STATED GOAL => Retype all the records with nothing changed.

INFORMATION GIVEN =>
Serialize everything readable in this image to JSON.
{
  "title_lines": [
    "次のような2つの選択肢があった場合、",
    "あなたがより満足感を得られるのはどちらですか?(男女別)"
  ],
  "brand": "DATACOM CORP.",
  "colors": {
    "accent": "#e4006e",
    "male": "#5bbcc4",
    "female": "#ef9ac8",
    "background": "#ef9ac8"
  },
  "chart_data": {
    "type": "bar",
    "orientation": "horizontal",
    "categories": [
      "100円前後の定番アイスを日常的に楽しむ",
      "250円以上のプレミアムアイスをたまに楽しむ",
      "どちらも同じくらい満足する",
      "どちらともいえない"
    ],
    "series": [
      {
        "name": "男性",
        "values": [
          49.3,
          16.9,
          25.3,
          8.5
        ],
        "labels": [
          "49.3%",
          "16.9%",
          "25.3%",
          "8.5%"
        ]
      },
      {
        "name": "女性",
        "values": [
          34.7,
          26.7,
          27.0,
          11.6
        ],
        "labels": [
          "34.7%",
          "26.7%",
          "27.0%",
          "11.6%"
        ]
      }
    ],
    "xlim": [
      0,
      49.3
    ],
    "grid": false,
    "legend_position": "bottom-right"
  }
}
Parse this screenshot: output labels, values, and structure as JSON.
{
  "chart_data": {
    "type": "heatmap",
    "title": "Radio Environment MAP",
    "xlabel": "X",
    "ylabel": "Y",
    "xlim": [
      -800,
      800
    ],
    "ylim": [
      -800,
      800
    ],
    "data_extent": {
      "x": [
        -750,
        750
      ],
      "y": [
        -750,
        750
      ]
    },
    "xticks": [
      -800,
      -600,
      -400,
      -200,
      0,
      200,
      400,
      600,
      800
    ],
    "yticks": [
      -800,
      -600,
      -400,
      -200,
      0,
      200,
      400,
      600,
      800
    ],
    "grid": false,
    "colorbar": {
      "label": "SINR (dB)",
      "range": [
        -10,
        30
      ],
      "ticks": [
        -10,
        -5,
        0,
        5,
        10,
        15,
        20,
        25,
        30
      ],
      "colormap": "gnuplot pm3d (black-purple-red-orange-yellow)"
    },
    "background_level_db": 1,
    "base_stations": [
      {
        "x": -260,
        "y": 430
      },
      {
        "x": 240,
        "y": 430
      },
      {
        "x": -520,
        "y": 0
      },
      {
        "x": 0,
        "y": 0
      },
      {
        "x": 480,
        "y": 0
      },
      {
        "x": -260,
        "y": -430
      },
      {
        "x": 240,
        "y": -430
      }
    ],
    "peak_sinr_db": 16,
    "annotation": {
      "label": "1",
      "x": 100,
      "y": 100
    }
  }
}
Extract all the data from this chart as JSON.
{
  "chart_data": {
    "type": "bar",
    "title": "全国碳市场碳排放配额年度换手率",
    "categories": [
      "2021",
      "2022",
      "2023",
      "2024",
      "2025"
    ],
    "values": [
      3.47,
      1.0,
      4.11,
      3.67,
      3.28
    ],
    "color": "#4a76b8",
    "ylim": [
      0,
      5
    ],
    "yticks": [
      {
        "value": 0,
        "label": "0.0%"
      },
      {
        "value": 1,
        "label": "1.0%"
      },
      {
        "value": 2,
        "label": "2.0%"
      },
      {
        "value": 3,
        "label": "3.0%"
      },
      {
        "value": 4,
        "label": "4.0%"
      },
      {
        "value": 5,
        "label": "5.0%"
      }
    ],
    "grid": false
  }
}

SOLVED EXERCISE =>
Serialize everything readable in this image to JSON.
{
  "title_lines": [
    "次のような2つの選択肢があった場合、",
    "あなたがより満足感を得られるのはどちらですか?(男女別)"
  ],
  "brand": "DATACOM CORP.",
  "colors": {
    "accent": "#e4006e",
    "male": "#5bbcc4",
    "female": "#ef9ac8",
    "background": "#ef9ac8"
  },
  "chart_data": {
    "type": "bar",
    "orientation": "horizontal",
    "categories": [
      "100円前後の定番アイスを日常的に楽しむ",
      "250円以上のプレミアムアイスをたまに楽しむ",
      "どちらも同じくらい満足する",
      "どちらともいえない"
    ],
    "series": [
      {
        "name": "男性",
        "values": [
          49.3,
          16.9,
          25.3,
          8.5
        ],
        "labels": [
          "49.3%",
          "16.9%",
          "25.3%",
          "8.5%"
        ]
      },
      {
        "name": "女性",
        "values": [
          34.7,
          26.7,
          27.0,
          11.6
        ],
        "labels": [
          "34.7%",
          "26.7%",
          "27.0%",
          "11.6%"
        ]
      }
    ],
    "xlim": [
      0,
      49.3
    ],
    "grid": false,
    "legend_position": "bottom-right"
  }
}
Parse this screenshot: output labels, values, and structure as JSON.
{
  "chart_data": {
    "type": "heatmap",
    "title": "Radio Environment MAP",
    "xlabel": "X",
    "ylabel": "Y",
    "xlim": [
      -800,
      800
    ],
    "ylim": [
      -800,
      800
    ],
    "data_extent": {
      "x": [
        -750,
        750
      ],
      "y": [
        -750,
        750
      ]
    },
    "xticks": [
      -800,
      -600,
      -400,
      -200,
      0,
      200,
      400,
      600,
      800
    ],
    "yticks": [
      -800,
      -600,
      -400,
      -200,
      0,
      200,
      400,
      600,
      800
    ],
    "grid": false,
    "colorbar": {
      "label": "SINR (dB)",
      "range": [
        -10,
        30
      ],
      "ticks": [
        -10,
        -5,
        0,
        5,
        10,
        15,
        20,
        25,
        30
      ],
      "colormap": "gnuplot pm3d (black-purple-red-orange-yellow)"
    },
    "background_level_db": 1,
    "base_stations": [
      {
        "x": -260,
        "y": 430
      },
      {
        "x": 240,
        "y": 430
      },
      {
        "x": -520,
        "y": 0
      },
      {
        "x": 0,
        "y": 0
      },
      {
        "x": 480,
        "y": 0
      },
      {
        "x": -260,
        "y": -430
      },
      {
        "x": 240,
        "y": -430
      }
    ],
    "peak_sinr_db": 16,
    "annotation": {
      "label": "1",
      "x": 100,
      "y": 100
    }
  }
}
Extract all the data from this chart as JSON.
{
  "chart_data": {
    "type": "bar",
    "title": "全国碳市场碳排放配额年度换手率",
    "categories": [
      "2021",
      "2022",
      "2023",
      "2024",
      "2025"
    ],
    "values": [
      3.47,
      1.0,
      4.11,
      3.67,
      3.28
    ],
    "color": "#4a76b8",
    "ylim": [
      0,
      5
    ],
    "yticks": [
      {
        "value": 0,
        "label": "0.0%"
      },
      {
        "value": 1,
        "label": "1.0%"
      },
      {
        "value": 2,
        "label": "2.0%"
      },
      {
        "value": 3,
        "label": "3.0%"
      },
      {
        "value": 4,
        "label": "4.0%"
      },
      {
        "value": 5,
        "label": "5.0%"
      }
    ],
    "grid": false
  }
}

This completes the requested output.